* _What is expected_: Reproduce this listing in full.

[Records]
-- Start --

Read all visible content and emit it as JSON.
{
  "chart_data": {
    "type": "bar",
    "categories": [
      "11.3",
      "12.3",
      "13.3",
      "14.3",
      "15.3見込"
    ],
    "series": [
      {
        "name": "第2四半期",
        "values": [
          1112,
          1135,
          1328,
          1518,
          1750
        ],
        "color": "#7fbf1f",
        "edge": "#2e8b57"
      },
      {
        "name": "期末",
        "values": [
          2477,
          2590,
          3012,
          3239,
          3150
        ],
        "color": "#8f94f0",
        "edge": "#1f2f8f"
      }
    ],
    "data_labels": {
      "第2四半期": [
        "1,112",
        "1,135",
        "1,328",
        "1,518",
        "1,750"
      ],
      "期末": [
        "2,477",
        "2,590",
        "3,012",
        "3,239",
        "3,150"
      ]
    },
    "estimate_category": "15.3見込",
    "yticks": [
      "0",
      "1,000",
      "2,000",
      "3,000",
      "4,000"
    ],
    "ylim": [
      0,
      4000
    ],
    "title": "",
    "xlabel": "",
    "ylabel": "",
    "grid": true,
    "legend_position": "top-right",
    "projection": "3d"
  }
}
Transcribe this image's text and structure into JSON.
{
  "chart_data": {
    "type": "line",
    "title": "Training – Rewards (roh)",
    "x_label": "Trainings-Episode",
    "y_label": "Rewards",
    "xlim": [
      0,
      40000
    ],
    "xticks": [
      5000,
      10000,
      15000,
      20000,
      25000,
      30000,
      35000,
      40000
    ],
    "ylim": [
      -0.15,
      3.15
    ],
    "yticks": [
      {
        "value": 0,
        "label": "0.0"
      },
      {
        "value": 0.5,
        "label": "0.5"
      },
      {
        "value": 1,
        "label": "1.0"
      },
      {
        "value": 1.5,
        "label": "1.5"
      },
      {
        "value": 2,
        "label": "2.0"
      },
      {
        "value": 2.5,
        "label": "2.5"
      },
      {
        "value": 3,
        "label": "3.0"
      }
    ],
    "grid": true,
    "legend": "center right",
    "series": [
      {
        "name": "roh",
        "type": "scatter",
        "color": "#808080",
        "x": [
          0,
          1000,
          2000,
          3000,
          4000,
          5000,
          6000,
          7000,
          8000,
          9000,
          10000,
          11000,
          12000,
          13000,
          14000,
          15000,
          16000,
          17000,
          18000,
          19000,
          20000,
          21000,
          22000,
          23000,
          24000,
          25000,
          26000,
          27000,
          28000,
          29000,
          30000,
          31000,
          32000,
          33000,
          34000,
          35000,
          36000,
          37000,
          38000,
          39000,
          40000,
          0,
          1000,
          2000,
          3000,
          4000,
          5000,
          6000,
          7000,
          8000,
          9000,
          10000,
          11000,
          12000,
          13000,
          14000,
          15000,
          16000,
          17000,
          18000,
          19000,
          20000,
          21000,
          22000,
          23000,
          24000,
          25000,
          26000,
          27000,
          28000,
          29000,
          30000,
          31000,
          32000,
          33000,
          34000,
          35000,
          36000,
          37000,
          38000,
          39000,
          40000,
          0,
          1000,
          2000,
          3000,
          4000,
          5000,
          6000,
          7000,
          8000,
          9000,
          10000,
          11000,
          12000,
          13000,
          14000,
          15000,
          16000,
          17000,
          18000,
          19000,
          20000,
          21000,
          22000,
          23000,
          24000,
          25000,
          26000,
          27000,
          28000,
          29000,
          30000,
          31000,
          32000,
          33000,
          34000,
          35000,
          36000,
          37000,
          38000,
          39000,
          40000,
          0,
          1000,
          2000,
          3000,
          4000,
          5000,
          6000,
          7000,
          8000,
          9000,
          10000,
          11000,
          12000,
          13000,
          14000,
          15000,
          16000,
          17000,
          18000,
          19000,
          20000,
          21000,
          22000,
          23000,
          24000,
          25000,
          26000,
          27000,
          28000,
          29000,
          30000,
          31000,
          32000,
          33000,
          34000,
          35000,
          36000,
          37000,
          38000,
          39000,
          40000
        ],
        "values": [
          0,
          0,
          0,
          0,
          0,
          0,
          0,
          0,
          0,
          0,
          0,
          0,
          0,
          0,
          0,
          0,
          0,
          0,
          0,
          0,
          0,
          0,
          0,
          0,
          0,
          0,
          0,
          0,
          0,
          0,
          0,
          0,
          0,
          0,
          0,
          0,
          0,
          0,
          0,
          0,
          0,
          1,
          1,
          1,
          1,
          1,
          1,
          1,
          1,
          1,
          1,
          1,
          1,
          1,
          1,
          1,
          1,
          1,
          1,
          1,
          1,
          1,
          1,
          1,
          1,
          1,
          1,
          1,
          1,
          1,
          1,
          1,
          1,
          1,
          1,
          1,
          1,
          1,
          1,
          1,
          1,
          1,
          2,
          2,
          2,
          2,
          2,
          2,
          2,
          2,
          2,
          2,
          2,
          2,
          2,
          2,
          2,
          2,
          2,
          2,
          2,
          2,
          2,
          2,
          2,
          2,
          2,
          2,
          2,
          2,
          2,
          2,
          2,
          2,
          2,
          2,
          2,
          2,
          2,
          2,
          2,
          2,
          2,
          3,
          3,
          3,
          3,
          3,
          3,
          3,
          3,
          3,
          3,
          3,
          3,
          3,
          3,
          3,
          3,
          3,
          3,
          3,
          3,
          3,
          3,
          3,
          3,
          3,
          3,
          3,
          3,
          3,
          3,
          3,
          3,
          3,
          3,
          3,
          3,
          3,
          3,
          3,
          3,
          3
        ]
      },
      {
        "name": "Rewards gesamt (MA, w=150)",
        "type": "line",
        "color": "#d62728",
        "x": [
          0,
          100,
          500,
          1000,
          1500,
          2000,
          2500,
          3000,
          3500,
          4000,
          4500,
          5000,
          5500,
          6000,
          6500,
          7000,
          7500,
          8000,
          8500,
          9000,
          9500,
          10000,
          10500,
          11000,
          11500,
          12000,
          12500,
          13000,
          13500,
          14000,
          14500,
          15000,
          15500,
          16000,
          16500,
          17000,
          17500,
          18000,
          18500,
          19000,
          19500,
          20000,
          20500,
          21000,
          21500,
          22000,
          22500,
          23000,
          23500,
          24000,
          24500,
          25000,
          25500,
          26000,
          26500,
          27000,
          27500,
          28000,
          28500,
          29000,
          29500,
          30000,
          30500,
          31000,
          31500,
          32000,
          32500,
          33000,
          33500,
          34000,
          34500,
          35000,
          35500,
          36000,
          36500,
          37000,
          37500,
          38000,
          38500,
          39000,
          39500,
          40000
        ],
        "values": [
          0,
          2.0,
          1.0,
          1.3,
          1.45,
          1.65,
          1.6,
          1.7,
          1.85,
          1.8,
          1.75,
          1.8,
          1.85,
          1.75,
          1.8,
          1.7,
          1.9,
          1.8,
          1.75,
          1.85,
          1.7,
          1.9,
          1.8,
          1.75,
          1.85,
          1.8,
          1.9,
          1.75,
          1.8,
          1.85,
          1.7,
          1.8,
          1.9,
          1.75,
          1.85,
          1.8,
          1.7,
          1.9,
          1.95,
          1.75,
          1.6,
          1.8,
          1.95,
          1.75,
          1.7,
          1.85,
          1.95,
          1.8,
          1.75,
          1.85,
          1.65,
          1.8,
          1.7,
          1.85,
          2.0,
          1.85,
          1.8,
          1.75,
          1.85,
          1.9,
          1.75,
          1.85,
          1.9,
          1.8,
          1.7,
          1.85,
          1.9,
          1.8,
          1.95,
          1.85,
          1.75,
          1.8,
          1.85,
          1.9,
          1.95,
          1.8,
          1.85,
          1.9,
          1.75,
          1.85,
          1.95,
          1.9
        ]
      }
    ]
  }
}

-- End --

* _Response below_:
Read all visible content and emit it as JSON.
{
  "chart_data": {
    "type": "bar",
    "categories": [
      "11.3",
      "12.3",
      "13.3",
      "14.3",
      "15.3見込"
    ],
    "series": [
      {
        "name": "第2四半期",
        "values": [
          1112,
          1135,
          1328,
          1518,
          1750
        ],
        "color": "#7fbf1f",
        "edge": "#2e8b57"
      },
      {
        "name": "期末",
        "values": [
          2477,
          2590,
          3012,
          3239,
          3150
        ],
        "color": "#8f94f0",
        "edge": "#1f2f8f"
      }
    ],
    "data_labels": {
      "第2四半期": [
        "1,112",
        "1,135",
        "1,328",
        "1,518",
        "1,750"
      ],
      "期末": [
        "2,477",
        "2,590",
        "3,012",
        "3,239",
        "3,150"
      ]
    },
    "estimate_category": "15.3見込",
    "yticks": [
      "0",
      "1,000",
      "2,000",
      "3,000",
      "4,000"
    ],
    "ylim": [
      0,
      4000
    ],
    "title": "",
    "xlabel": "",
    "ylabel": "",
    "grid": true,
    "legend_position": "top-right",
    "projection": "3d"
  }
}
Transcribe this image's text and structure into JSON.
{
  "chart_data": {
    "type": "line",
    "title": "Training – Rewards (roh)",
    "x_label": "Trainings-Episode",
    "y_label": "Rewards",
    "xlim": [
      0,
      40000
    ],
    "xticks": [
      5000,
      10000,
      15000,
      20000,
      25000,
      30000,
      35000,
      40000
    ],
    "ylim": [
      -0.15,
      3.15
    ],
    "yticks": [
      {
        "value": 0,
        "label": "0.0"
      },
      {
        "value": 0.5,
        "label": "0.5"
      },
      {
        "value": 1,
        "label": "1.0"
      },
      {
        "value": 1.5,
        "label": "1.5"
      },
      {
        "value": 2,
        "label": "2.0"
      },
      {
        "value": 2.5,
        "label": "2.5"
      },
      {
        "value": 3,
        "label": "3.0"
      }
    ],
    "grid": true,
    "legend": "center right",
    "series": [
      {
        "name": "roh",
        "type": "scatter",
        "color": "#808080",
        "x": [
          0,
          1000,
          2000,
          3000,
          4000,
          5000,
          6000,
          7000,
          8000,
          9000,
          10000,
          11000,
          12000,
          13000,
          14000,
          15000,
          16000,
          17000,
          18000,
          19000,
          20000,
          21000,
          22000,
          23000,
          24000,
          25000,
          26000,
          27000,
          28000,
          29000,
          30000,
          31000,
          32000,
          33000,
          34000,
          35000,
          36000,
          37000,
          38000,
          39000,
          40000,
          0,
          1000,
          2000,
          3000,
          4000,
          5000,
          6000,
          7000,
          8000,
          9000,
          10000,
          11000,
          12000,
          13000,
          14000,
          15000,
          16000,
          17000,
          18000,
          19000,
          20000,
          21000,
          22000,
          23000,
          24000,
          25000,
          26000,
          27000,
          28000,
          29000,
          30000,
          31000,
          32000,
          33000,
          34000,
          35000,
          36000,
          37000,
          38000,
          39000,
          40000,
          0,
          1000,
          2000,
          3000,
          4000,
          5000,
          6000,
          7000,
          8000,
          9000,
          10000,
          11000,
          12000,
          13000,
          14000,
          15000,
          16000,
          17000,
          18000,
          19000,
          20000,
          21000,
          22000,
          23000,
          24000,
          25000,
          26000,
          27000,
          28000,
          29000,
          30000,
          31000,
          32000,
          33000,
          34000,
          35000,
          36000,
          37000,
          38000,
          39000,
          40000,
          0,
          1000,
          2000,
          3000,
          4000,
          5000,
          6000,
          7000,
          8000,
          9000,
          10000,
          11000,
          12000,
          13000,
          14000,
          15000,
          16000,
          17000,
          18000,
          19000,
          20000,
          21000,
          22000,
          23000,
          24000,
          25000,
          26000,
          27000,
          28000,
          29000,
          30000,
          31000,
          32000,
          33000,
          34000,
          35000,
          36000,
          37000,
          38000,
          39000,
          40000
        ],
        "values": [
          0,
          0,
          0,
          0,
          0,
          0,
          0,
          0,
          0,
          0,
          0,
          0,
          0,
          0,
          0,
          0,
          0,
          0,
          0,
          0,
          0,
          0,
          0,
          0,
          0,
          0,
          0,
          0,
          0,
          0,
          0,
          0,
          0,
          0,
          0,
          0,
          0,
          0,
          0,
          0,
          0,
          1,
          1,
          1,
          1,
          1,
          1,
          1,
          1,
          1,
          1,
          1,
          1,
          1,
          1,
          1,
          1,
          1,
          1,
          1,
          1,
          1,
          1,
          1,
          1,
          1,
          1,
          1,
          1,
          1,
          1,
          1,
          1,
          1,
          1,
          1,
          1,
          1,
          1,
          1,
          1,
          1,
          2,
          2,
          2,
          2,
          2,
          2,
          2,
          2,
          2,
          2,
          2,
          2,
          2,
          2,
          2,
          2,
          2,
          2,
          2,
          2,
          2,
          2,
          2,
          2,
          2,
          2,
          2,
          2,
          2,
          2,
          2,
          2,
          2,
          2,
          2,
          2,
          2,
          2,
          2,
          2,
          2,
          3,
          3,
          3,
          3,
          3,
          3,
          3,
          3,
          3,
          3,
          3,
          3,
          3,
          3,
          3,
          3,
          3,
          3,
          3,
          3,
          3,
          3,
          3,
          3,
          3,
          3,
          3,
          3,
          3,
          3,
          3,
          3,
          3,
          3,
          3,
          3,
          3,
          3,
          3,
          3,
          3
        ]
      },
      {
        "name": "Rewards gesamt (MA, w=150)",
        "type": "line",
        "color": "#d62728",
        "x": [
          0,
          100,
          500,
          1000,
          1500,
          2000,
          2500,
          3000,
          3500,
          4000,
          4500,
          5000,
          5500,
          6000,
          6500,
          7000,
          7500,
          8000,
          8500,
          9000,
          9500,
          10000,
          10500,
          11000,
          11500,
          12000,
          12500,
          13000,
          13500,
          14000,
          14500,
          15000,
          15500,
          16000,
          16500,
          17000,
          17500,
          18000,
          18500,
          19000,
          19500,
          20000,
          20500,
          21000,
          21500,
          22000,
          22500,
          23000,
          23500,
          24000,
          24500,
          25000,
          25500,
          26000,
          26500,
          27000,
          27500,
          28000,
          28500,
          29000,
          29500,
          30000,
          30500,
          31000,
          31500,
          32000,
          32500,
          33000,
          33500,
          34000,
          34500,
          35000,
          35500,
          36000,
          36500,
          37000,
          37500,
          38000,
          38500,
          39000,
          39500,
          40000
        ],
        "values": [
          0,
          2.0,
          1.0,
          1.3,
          1.45,
          1.65,
          1.6,
          1.7,
          1.85,
          1.8,
          1.75,
          1.8,
          1.85,
          1.75,
          1.8,
          1.7,
          1.9,
          1.8,
          1.75,
          1.85,
          1.7,
          1.9,
          1.8,
          1.75,
          1.85,
          1.8,
          1.9,
          1.75,
          1.8,
          1.85,
          1.7,
          1.8,
          1.9,
          1.75,
          1.85,
          1.8,
          1.7,
          1.9,
          1.95,
          1.75,
          1.6,
          1.8,
          1.95,
          1.75,
          1.7,
          1.85,
          1.95,
          1.8,
          1.75,
          1.85,
          1.65,
          1.8,
          1.7,
          1.85,
          2.0,
          1.85,
          1.8,
          1.75,
          1.85,
          1.9,
          1.75,
          1.85,
          1.9,
          1.8,
          1.7,
          1.85,
          1.9,
          1.8,
          1.95,
          1.85,
          1.75,
          1.8,
          1.85,
          1.9,
          1.95,
          1.8,
          1.85,
          1.9,
          1.75,
          1.85,
          1.95,
          1.9
        ]
      }
    ]
  }
}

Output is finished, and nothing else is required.